To be done:
Using the data below, gather each line that includes the word "structured".

## Start Supplied records

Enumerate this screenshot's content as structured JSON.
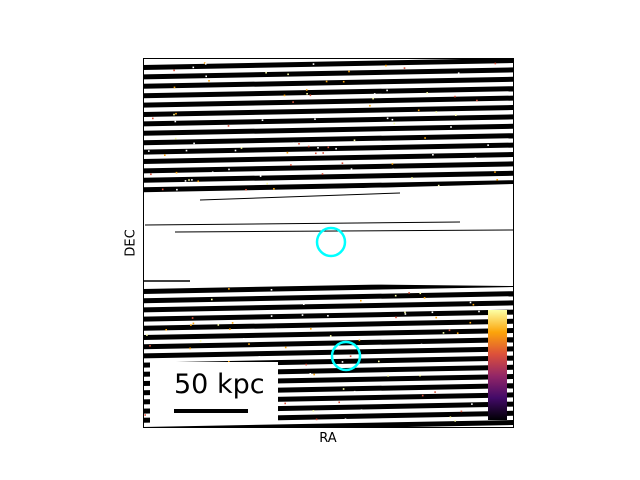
{
  "axes": {
    "xlabel": "RA",
    "ylabel": "DEC",
    "ticks": false
  },
  "image": {
    "description_colormap": "inferno",
    "background": "#ffffff",
    "stripe_color": "#000000"
  },
  "scalebar": {
    "label": "50 kpc",
    "color": "#000000"
  },
  "markers": [
    {
      "name": "upper-circle",
      "color": "#00ffff"
    },
    {
      "name": "lower-circle",
      "color": "#00ffff"
    }
  ],
  "colorbar": {
    "colormap": "inferno",
    "stops": [
      "#000004",
      "#420a68",
      "#932667",
      "#dd513a",
      "#fca50a",
      "#fcffa4"
    ]
  }
}
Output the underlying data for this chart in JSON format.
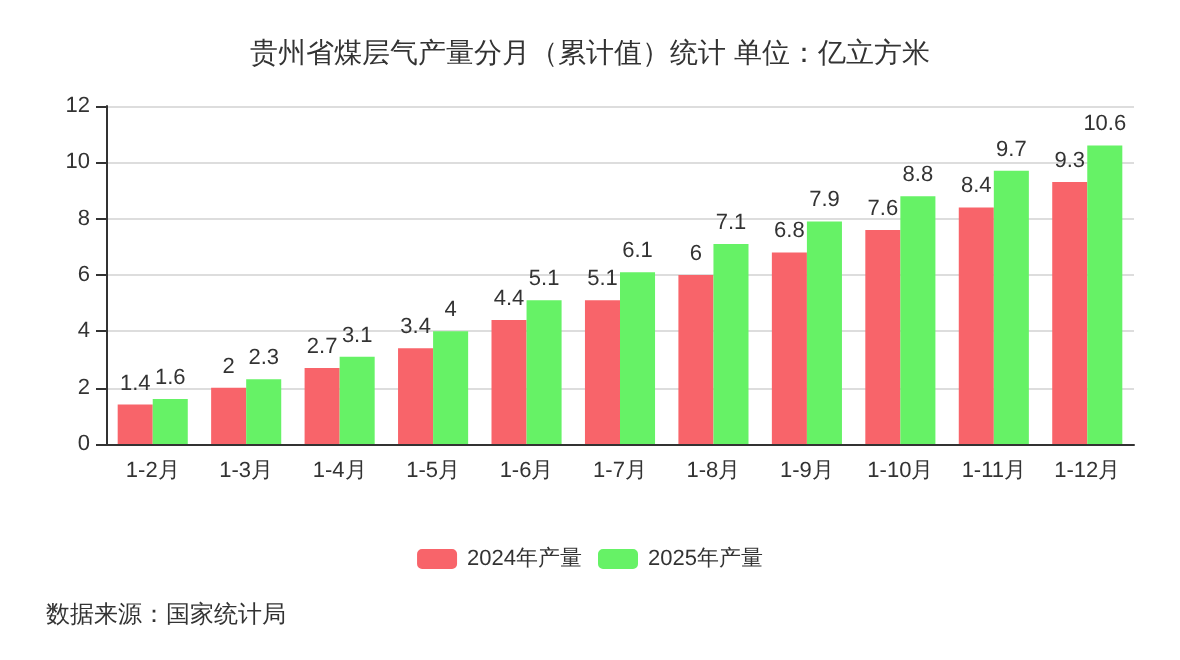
{
  "chart_data": {
    "type": "bar",
    "title": "贵州省煤层气产量分月（累计值）统计 单位：亿立方米",
    "categories": [
      "1-2月",
      "1-3月",
      "1-4月",
      "1-5月",
      "1-6月",
      "1-7月",
      "1-8月",
      "1-9月",
      "1-10月",
      "1-11月",
      "1-12月"
    ],
    "series": [
      {
        "name": "2024年产量",
        "color": "#f8646a",
        "values": [
          1.4,
          2,
          2.7,
          3.4,
          4.4,
          5.1,
          6,
          6.8,
          7.6,
          8.4,
          9.3
        ]
      },
      {
        "name": "2025年产量",
        "color": "#66f266",
        "values": [
          1.6,
          2.3,
          3.1,
          4,
          5.1,
          6.1,
          7.1,
          7.9,
          8.8,
          9.7,
          10.6
        ]
      }
    ],
    "ylim": [
      0,
      12
    ],
    "yticks": [
      0,
      2,
      4,
      6,
      8,
      10,
      12
    ],
    "grid": "y",
    "legend": "bottom",
    "data_labels": true,
    "annotations": [
      "数据来源：国家统计局"
    ]
  }
}
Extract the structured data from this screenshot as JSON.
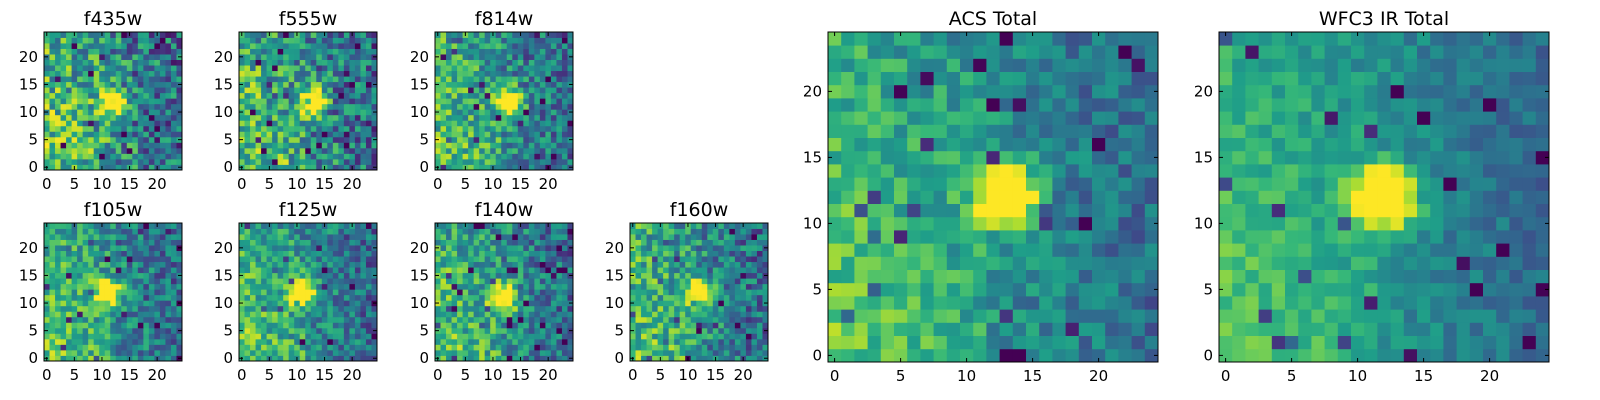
{
  "chart_data": [
    {
      "type": "heatmap",
      "title": "f435w",
      "grid": [
        25,
        25
      ],
      "xlim": [
        -0.5,
        24.5
      ],
      "ylim": [
        -0.5,
        24.5
      ],
      "xticks": [
        0,
        5,
        10,
        15,
        20
      ],
      "yticks": [
        0,
        5,
        10,
        15,
        20
      ],
      "colormap": "viridis",
      "center": [
        12,
        12
      ],
      "peak": 0.78,
      "noise": 0.62,
      "seed": 11,
      "vmin": 0.0,
      "vmax": 1.0
    },
    {
      "type": "heatmap",
      "title": "f555w",
      "grid": [
        25,
        25
      ],
      "xlim": [
        -0.5,
        24.5
      ],
      "ylim": [
        -0.5,
        24.5
      ],
      "xticks": [
        0,
        5,
        10,
        15,
        20
      ],
      "yticks": [
        0,
        5,
        10,
        15,
        20
      ],
      "colormap": "viridis",
      "center": [
        13,
        12
      ],
      "peak": 0.85,
      "noise": 0.6,
      "seed": 23,
      "vmin": 0.0,
      "vmax": 1.0
    },
    {
      "type": "heatmap",
      "title": "f814w",
      "grid": [
        25,
        25
      ],
      "xlim": [
        -0.5,
        24.5
      ],
      "ylim": [
        -0.5,
        24.5
      ],
      "xticks": [
        0,
        5,
        10,
        15,
        20
      ],
      "yticks": [
        0,
        5,
        10,
        15,
        20
      ],
      "colormap": "viridis",
      "center": [
        13,
        12
      ],
      "peak": 0.95,
      "noise": 0.5,
      "seed": 37,
      "vmin": 0.0,
      "vmax": 1.0
    },
    {
      "type": "heatmap",
      "title": "f105w",
      "grid": [
        25,
        25
      ],
      "xlim": [
        -0.5,
        24.5
      ],
      "ylim": [
        -0.5,
        24.5
      ],
      "xticks": [
        0,
        5,
        10,
        15,
        20
      ],
      "yticks": [
        0,
        5,
        10,
        15,
        20
      ],
      "colormap": "viridis",
      "center": [
        11,
        12
      ],
      "peak": 0.9,
      "noise": 0.45,
      "seed": 41,
      "vmin": 0.0,
      "vmax": 1.0
    },
    {
      "type": "heatmap",
      "title": "f125w",
      "grid": [
        25,
        25
      ],
      "xlim": [
        -0.5,
        24.5
      ],
      "ylim": [
        -0.5,
        24.5
      ],
      "xticks": [
        0,
        5,
        10,
        15,
        20
      ],
      "yticks": [
        0,
        5,
        10,
        15,
        20
      ],
      "colormap": "viridis",
      "center": [
        11,
        12
      ],
      "peak": 0.9,
      "noise": 0.45,
      "seed": 53,
      "vmin": 0.0,
      "vmax": 1.0
    },
    {
      "type": "heatmap",
      "title": "f140w",
      "grid": [
        25,
        25
      ],
      "xlim": [
        -0.5,
        24.5
      ],
      "ylim": [
        -0.5,
        24.5
      ],
      "xticks": [
        0,
        5,
        10,
        15,
        20
      ],
      "yticks": [
        0,
        5,
        10,
        15,
        20
      ],
      "colormap": "viridis",
      "center": [
        12,
        11
      ],
      "peak": 0.88,
      "noise": 0.48,
      "seed": 67,
      "vmin": 0.0,
      "vmax": 1.0
    },
    {
      "type": "heatmap",
      "title": "f160w",
      "grid": [
        25,
        25
      ],
      "xlim": [
        -0.5,
        24.5
      ],
      "ylim": [
        -0.5,
        24.5
      ],
      "xticks": [
        0,
        5,
        10,
        15,
        20
      ],
      "yticks": [
        0,
        5,
        10,
        15,
        20
      ],
      "colormap": "viridis",
      "center": [
        12,
        12
      ],
      "peak": 0.85,
      "noise": 0.5,
      "seed": 79,
      "vmin": 0.0,
      "vmax": 1.0
    },
    {
      "type": "heatmap",
      "title": "ACS Total",
      "grid": [
        25,
        25
      ],
      "xlim": [
        -0.5,
        24.5
      ],
      "ylim": [
        -0.5,
        24.5
      ],
      "xticks": [
        0,
        5,
        10,
        15,
        20
      ],
      "yticks": [
        0,
        5,
        10,
        15,
        20
      ],
      "colormap": "viridis",
      "center": [
        13,
        12
      ],
      "peak": 1.0,
      "noise": 0.32,
      "seed": 97,
      "vmin": 0.0,
      "vmax": 1.0
    },
    {
      "type": "heatmap",
      "title": "WFC3 IR Total",
      "grid": [
        25,
        25
      ],
      "xlim": [
        -0.5,
        24.5
      ],
      "ylim": [
        -0.5,
        24.5
      ],
      "xticks": [
        0,
        5,
        10,
        15,
        20
      ],
      "yticks": [
        0,
        5,
        10,
        15,
        20
      ],
      "colormap": "viridis",
      "center": [
        12,
        12
      ],
      "peak": 1.0,
      "noise": 0.22,
      "seed": 131,
      "vmin": 0.0,
      "vmax": 1.0
    }
  ]
}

## End Supplied records

Full output:
Enumerate this screenshot's content as structured JSON.
Extract the structured data from this screenshot as JSON.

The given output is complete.